▶ _EXERCISE DETAILS_
Can you convert the records, starting at the very beginning and ending at the line that contains "crosshair-status: Crosshair: Outside", into a numbered list with blank lines omitted?

▶ _PROVIDED INFORMATION_
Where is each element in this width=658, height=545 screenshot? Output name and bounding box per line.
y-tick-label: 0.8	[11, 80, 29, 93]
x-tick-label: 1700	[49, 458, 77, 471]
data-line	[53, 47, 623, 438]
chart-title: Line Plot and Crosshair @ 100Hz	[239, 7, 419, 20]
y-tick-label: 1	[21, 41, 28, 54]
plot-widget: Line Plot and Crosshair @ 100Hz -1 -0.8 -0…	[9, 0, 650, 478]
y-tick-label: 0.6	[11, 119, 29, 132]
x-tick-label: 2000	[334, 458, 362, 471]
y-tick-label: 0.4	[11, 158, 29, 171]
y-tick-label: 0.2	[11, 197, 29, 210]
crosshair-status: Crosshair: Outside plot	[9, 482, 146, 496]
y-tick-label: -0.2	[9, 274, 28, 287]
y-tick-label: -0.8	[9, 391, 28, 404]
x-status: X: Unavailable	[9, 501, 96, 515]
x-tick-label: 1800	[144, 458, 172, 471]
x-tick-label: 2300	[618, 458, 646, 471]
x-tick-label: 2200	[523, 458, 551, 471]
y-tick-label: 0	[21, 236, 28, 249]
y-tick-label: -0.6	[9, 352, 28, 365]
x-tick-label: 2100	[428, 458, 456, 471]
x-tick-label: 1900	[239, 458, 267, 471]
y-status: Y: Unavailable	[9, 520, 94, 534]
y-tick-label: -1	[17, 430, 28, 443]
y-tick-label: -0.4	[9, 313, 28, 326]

▶ _RESPONSE_
1. Where is each element in this width=658, height=545 screenshot? Output name and bounding box per line.
2. y-tick-label: 0.8	[11, 80, 29, 93]
3. x-tick-label: 1700	[49, 458, 77, 471]
4. data-line	[53, 47, 623, 438]
5. chart-title: Line Plot and Crosshair @ 100Hz	[239, 7, 419, 20]
6. y-tick-label: 1	[21, 41, 28, 54]
7. plot-widget: Line Plot and Crosshair @ 100Hz -1 -0.8 -0…	[9, 0, 650, 478]
8. y-tick-label: 0.6	[11, 119, 29, 132]
9. x-tick-label: 2000	[334, 458, 362, 471]
10. y-tick-label: 0.4	[11, 158, 29, 171]
11. y-tick-label: 0.2	[11, 197, 29, 210]
12. crosshair-status: Crosshair: Outside plot	[9, 482, 146, 496]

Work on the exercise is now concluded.